Texto de estudo

==============================

Quando o assunto é a quantidade de títulos nacionais de primeira importância, o Bahia tem o mesmo número do Botafogo, e tem mais que o Atlético-MG. Sim, mais que o clube onde hoje atua um dos melhores jogadores que o mundo viu nos últimos anos.
Quando o assunto é torcida,
partindo do pressuposto que ela é medida em estádio e não em Internet, só Galo,
Corinthians, Flamengo e Santa Cruz atingem nível semelhante.
A real disputa do
clube nunca foi, nem deveria voltar a ser, com o Vitória. Os anos 90 e 2000 são
um gigantesco e inaceitável lapso que não pode ser repetido. Mas que a diretoria
se esforça para buscar.
Sim, a culpa é mais
da diretoria que dos outros. O elenco do Bahia tem quase 40
jogadores, quando um time que queira ser levado não pode ter mais de 30. Quem são os 40? Além
das poucas e honrosas exceções, são atletas inexperientes ou decadentes, verdes
ou podres.
Lógico que é difícil
ter jogadores de qualidade, entre os 25 e os 27 anos no Brasil, mas não é difícil encontrar outros com 30 e que tenham mais
ambição que os que estão lá.
O resultado vem com
dinheiro, o que o Bahia consegue fácil com a história e a torcida que tem, mas também
com planejamento e comprometimento. E se a base tem tido algum sucesso aparente,
o que só podemos confirmar se houver continuidade e se nomes realmente vingarem,
não dá para dizer que vejo, em quem chega, vontade de defender o clube.

==============================

Material de estudo
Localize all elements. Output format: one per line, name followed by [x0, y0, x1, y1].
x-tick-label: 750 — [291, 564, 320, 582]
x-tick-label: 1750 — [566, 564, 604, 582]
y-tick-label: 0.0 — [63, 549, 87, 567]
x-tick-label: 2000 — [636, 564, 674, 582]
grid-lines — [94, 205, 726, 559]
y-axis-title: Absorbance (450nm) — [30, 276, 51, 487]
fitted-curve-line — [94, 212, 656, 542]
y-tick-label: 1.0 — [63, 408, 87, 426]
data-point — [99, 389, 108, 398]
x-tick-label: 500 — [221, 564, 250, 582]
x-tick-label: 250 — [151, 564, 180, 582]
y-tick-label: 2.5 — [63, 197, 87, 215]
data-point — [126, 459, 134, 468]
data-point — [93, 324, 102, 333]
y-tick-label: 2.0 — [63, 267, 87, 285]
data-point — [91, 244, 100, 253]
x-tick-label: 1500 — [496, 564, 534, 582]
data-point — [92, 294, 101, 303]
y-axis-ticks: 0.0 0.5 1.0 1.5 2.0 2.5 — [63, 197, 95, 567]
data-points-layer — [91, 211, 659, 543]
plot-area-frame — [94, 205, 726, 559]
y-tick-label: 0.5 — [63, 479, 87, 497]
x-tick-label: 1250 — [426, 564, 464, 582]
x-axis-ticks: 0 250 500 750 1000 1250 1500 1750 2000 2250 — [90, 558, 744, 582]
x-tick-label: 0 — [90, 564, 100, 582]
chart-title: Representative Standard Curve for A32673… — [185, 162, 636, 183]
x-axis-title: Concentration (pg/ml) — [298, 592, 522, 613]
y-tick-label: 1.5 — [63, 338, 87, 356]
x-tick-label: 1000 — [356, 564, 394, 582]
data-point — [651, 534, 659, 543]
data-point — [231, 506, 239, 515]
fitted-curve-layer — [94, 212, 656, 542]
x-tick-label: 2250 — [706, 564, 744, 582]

==============================

Atividades
A – De acordo com o texto sobre o Bahia, quantos jogadores tem o elenco do clube?
B – Prossiga o texto sobre o Bahia a partir do ponto em que ele termina.

Respostas das atividades
A – Quase 40 jogadores.

B –
Acabado o primeiro
turno, o Bahia está fora da zona, principalmente, por incompetência alheia. Independente de gostar
ou não de Guimarães ou Angioni, o Bahia de hoje está errado.
Grife não ganha jogo, não dá sangue. Para o segundo turno
e para todo o sempre, menos contratações, menos gente no time. Mais investimento
em preparação física e na base. Investimento em quem é Bahia,
em quem é bom, em quem é profissional.
Três espécies em
extinção no clube.
Ver o Atlético-GO tocar
a bola o jogo inteiro, com um Bahia apático, em pleno Pituaçu, é um retrato negativo
que não teve o efeito colateral possível.
É o que podemos
comemorar. Com returno, e com volta gradual de lesionados, vamos ver se sobra
motivo para celebração, no fim do ano.
Diretoria, técnico e elenco não vão melhorar até lá, mas todo mundo precisa ver o tamanho da instituição e da torcida que representam. Um mínimo de respeito, pelo menos.